▶ Records:

::::

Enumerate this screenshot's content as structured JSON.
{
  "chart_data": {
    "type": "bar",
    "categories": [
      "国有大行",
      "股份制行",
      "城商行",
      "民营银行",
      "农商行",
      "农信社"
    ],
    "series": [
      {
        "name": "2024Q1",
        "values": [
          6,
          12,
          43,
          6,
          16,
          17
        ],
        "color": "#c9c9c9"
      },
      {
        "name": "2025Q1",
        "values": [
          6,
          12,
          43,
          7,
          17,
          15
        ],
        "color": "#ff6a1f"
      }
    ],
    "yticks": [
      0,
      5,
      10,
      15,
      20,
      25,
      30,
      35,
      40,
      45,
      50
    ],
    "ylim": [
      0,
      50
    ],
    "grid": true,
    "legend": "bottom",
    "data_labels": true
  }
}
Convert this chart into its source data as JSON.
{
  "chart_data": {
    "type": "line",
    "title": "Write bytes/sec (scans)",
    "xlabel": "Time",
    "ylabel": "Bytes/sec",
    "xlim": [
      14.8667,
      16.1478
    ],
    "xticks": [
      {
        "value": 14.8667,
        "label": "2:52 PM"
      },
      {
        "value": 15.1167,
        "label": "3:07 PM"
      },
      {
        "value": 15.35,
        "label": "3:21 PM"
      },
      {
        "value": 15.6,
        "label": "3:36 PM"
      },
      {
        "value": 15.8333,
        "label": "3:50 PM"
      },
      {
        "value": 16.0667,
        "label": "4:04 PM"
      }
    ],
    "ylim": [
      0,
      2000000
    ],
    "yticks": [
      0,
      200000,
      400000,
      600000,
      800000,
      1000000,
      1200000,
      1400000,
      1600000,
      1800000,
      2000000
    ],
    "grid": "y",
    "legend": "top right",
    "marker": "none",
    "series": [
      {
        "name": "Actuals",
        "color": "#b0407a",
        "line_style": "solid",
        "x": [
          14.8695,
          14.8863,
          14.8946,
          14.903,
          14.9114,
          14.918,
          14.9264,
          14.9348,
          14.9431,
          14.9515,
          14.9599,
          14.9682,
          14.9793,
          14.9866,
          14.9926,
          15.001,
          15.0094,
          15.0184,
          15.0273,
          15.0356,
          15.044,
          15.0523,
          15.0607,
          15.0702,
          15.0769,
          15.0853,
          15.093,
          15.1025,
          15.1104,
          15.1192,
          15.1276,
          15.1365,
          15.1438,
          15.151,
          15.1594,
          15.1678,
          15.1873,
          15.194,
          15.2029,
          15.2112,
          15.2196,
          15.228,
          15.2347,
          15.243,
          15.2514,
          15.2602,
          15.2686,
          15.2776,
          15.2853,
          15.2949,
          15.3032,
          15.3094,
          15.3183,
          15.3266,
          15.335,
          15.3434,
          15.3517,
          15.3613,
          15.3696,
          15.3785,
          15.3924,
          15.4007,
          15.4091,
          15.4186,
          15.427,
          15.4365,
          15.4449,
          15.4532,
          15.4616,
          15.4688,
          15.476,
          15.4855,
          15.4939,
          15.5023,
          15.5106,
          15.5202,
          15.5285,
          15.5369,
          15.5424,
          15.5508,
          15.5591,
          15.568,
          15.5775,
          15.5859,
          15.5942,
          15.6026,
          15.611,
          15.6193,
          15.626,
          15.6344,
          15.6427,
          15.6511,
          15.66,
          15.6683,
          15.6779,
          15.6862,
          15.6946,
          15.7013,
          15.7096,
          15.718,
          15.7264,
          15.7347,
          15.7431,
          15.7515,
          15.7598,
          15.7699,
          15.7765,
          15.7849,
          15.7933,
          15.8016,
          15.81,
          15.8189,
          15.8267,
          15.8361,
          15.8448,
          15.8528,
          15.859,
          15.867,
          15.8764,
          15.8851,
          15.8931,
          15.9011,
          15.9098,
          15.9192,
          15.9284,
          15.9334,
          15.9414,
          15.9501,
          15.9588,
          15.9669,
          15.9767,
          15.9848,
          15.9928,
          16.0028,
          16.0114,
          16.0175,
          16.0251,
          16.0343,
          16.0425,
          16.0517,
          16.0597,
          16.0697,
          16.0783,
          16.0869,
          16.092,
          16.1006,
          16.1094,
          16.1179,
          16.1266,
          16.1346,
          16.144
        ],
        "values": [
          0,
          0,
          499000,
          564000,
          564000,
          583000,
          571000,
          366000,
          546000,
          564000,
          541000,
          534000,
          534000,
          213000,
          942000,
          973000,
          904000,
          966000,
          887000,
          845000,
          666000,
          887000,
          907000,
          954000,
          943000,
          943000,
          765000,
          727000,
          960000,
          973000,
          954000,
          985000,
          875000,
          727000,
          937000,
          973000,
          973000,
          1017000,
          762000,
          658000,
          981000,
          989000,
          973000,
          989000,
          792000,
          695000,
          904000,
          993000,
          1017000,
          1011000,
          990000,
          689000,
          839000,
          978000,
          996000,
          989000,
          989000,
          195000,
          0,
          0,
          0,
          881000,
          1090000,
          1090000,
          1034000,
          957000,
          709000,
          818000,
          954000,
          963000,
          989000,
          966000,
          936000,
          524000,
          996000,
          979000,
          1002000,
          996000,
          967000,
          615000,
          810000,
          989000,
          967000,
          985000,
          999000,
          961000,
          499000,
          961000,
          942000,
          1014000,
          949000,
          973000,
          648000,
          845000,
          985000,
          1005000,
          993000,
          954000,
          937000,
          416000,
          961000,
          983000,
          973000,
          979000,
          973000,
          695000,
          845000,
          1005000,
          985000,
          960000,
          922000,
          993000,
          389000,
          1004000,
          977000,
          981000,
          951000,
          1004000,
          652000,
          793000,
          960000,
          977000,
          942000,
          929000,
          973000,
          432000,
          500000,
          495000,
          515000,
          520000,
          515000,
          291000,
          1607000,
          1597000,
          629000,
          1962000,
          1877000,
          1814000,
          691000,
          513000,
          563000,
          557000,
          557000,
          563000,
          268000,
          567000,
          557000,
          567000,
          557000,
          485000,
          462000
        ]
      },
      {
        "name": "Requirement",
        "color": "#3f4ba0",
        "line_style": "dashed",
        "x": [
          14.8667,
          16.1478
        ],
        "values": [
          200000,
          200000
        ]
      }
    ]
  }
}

::::

▶ Objective: All entries must be repeated verbatim.

▶ Task answer:
Enumerate this screenshot's content as structured JSON.
{
  "chart_data": {
    "type": "bar",
    "categories": [
      "国有大行",
      "股份制行",
      "城商行",
      "民营银行",
      "农商行",
      "农信社"
    ],
    "series": [
      {
        "name": "2024Q1",
        "values": [
          6,
          12,
          43,
          6,
          16,
          17
        ],
        "color": "#c9c9c9"
      },
      {
        "name": "2025Q1",
        "values": [
          6,
          12,
          43,
          7,
          17,
          15
        ],
        "color": "#ff6a1f"
      }
    ],
    "yticks": [
      0,
      5,
      10,
      15,
      20,
      25,
      30,
      35,
      40,
      45,
      50
    ],
    "ylim": [
      0,
      50
    ],
    "grid": true,
    "legend": "bottom",
    "data_labels": true
  }
}
Convert this chart into its source data as JSON.
{
  "chart_data": {
    "type": "line",
    "title": "Write bytes/sec (scans)",
    "xlabel": "Time",
    "ylabel": "Bytes/sec",
    "xlim": [
      14.8667,
      16.1478
    ],
    "xticks": [
      {
        "value": 14.8667,
        "label": "2:52 PM"
      },
      {
        "value": 15.1167,
        "label": "3:07 PM"
      },
      {
        "value": 15.35,
        "label": "3:21 PM"
      },
      {
        "value": 15.6,
        "label": "3:36 PM"
      },
      {
        "value": 15.8333,
        "label": "3:50 PM"
      },
      {
        "value": 16.0667,
        "label": "4:04 PM"
      }
    ],
    "ylim": [
      0,
      2000000
    ],
    "yticks": [
      0,
      200000,
      400000,
      600000,
      800000,
      1000000,
      1200000,
      1400000,
      1600000,
      1800000,
      2000000
    ],
    "grid": "y",
    "legend": "top right",
    "marker": "none",
    "series": [
      {
        "name": "Actuals",
        "color": "#b0407a",
        "line_style": "solid",
        "x": [
          14.8695,
          14.8863,
          14.8946,
          14.903,
          14.9114,
          14.918,
          14.9264,
          14.9348,
          14.9431,
          14.9515,
          14.9599,
          14.9682,
          14.9793,
          14.9866,
          14.9926,
          15.001,
          15.0094,
          15.0184,
          15.0273,
          15.0356,
          15.044,
          15.0523,
          15.0607,
          15.0702,
          15.0769,
          15.0853,
          15.093,
          15.1025,
          15.1104,
          15.1192,
          15.1276,
          15.1365,
          15.1438,
          15.151,
          15.1594,
          15.1678,
          15.1873,
          15.194,
          15.2029,
          15.2112,
          15.2196,
          15.228,
          15.2347,
          15.243,
          15.2514,
          15.2602,
          15.2686,
          15.2776,
          15.2853,
          15.2949,
          15.3032,
          15.3094,
          15.3183,
          15.3266,
          15.335,
          15.3434,
          15.3517,
          15.3613,
          15.3696,
          15.3785,
          15.3924,
          15.4007,
          15.4091,
          15.4186,
          15.427,
          15.4365,
          15.4449,
          15.4532,
          15.4616,
          15.4688,
          15.476,
          15.4855,
          15.4939,
          15.5023,
          15.5106,
          15.5202,
          15.5285,
          15.5369,
          15.5424,
          15.5508,
          15.5591,
          15.568,
          15.5775,
          15.5859,
          15.5942,
          15.6026,
          15.611,
          15.6193,
          15.626,
          15.6344,
          15.6427,
          15.6511,
          15.66,
          15.6683,
          15.6779,
          15.6862,
          15.6946,
          15.7013,
          15.7096,
          15.718,
          15.7264,
          15.7347,
          15.7431,
          15.7515,
          15.7598,
          15.7699,
          15.7765,
          15.7849,
          15.7933,
          15.8016,
          15.81,
          15.8189,
          15.8267,
          15.8361,
          15.8448,
          15.8528,
          15.859,
          15.867,
          15.8764,
          15.8851,
          15.8931,
          15.9011,
          15.9098,
          15.9192,
          15.9284,
          15.9334,
          15.9414,
          15.9501,
          15.9588,
          15.9669,
          15.9767,
          15.9848,
          15.9928,
          16.0028,
          16.0114,
          16.0175,
          16.0251,
          16.0343,
          16.0425,
          16.0517,
          16.0597,
          16.0697,
          16.0783,
          16.0869,
          16.092,
          16.1006,
          16.1094,
          16.1179,
          16.1266,
          16.1346,
          16.144
        ],
        "values": [
          0,
          0,
          499000,
          564000,
          564000,
          583000,
          571000,
          366000,
          546000,
          564000,
          541000,
          534000,
          534000,
          213000,
          942000,
          973000,
          904000,
          966000,
          887000,
          845000,
          666000,
          887000,
          907000,
          954000,
          943000,
          943000,
          765000,
          727000,
          960000,
          973000,
          954000,
          985000,
          875000,
          727000,
          937000,
          973000,
          973000,
          1017000,
          762000,
          658000,
          981000,
          989000,
          973000,
          989000,
          792000,
          695000,
          904000,
          993000,
          1017000,
          1011000,
          990000,
          689000,
          839000,
          978000,
          996000,
          989000,
          989000,
          195000,
          0,
          0,
          0,
          881000,
          1090000,
          1090000,
          1034000,
          957000,
          709000,
          818000,
          954000,
          963000,
          989000,
          966000,
          936000,
          524000,
          996000,
          979000,
          1002000,
          996000,
          967000,
          615000,
          810000,
          989000,
          967000,
          985000,
          999000,
          961000,
          499000,
          961000,
          942000,
          1014000,
          949000,
          973000,
          648000,
          845000,
          985000,
          1005000,
          993000,
          954000,
          937000,
          416000,
          961000,
          983000,
          973000,
          979000,
          973000,
          695000,
          845000,
          1005000,
          985000,
          960000,
          922000,
          993000,
          389000,
          1004000,
          977000,
          981000,
          951000,
          1004000,
          652000,
          793000,
          960000,
          977000,
          942000,
          929000,
          973000,
          432000,
          500000,
          495000,
          515000,
          520000,
          515000,
          291000,
          1607000,
          1597000,
          629000,
          1962000,
          1877000,
          1814000,
          691000,
          513000,
          563000,
          557000,
          557000,
          563000,
          268000,
          567000,
          557000,
          567000,
          557000,
          485000,
          462000
        ]
      },
      {
        "name": "Requirement",
        "color": "#3f4ba0",
        "line_style": "dashed",
        "x": [
          14.8667,
          16.1478
        ],
        "values": [
          200000,
          200000
        ]
      }
    ]
  }
}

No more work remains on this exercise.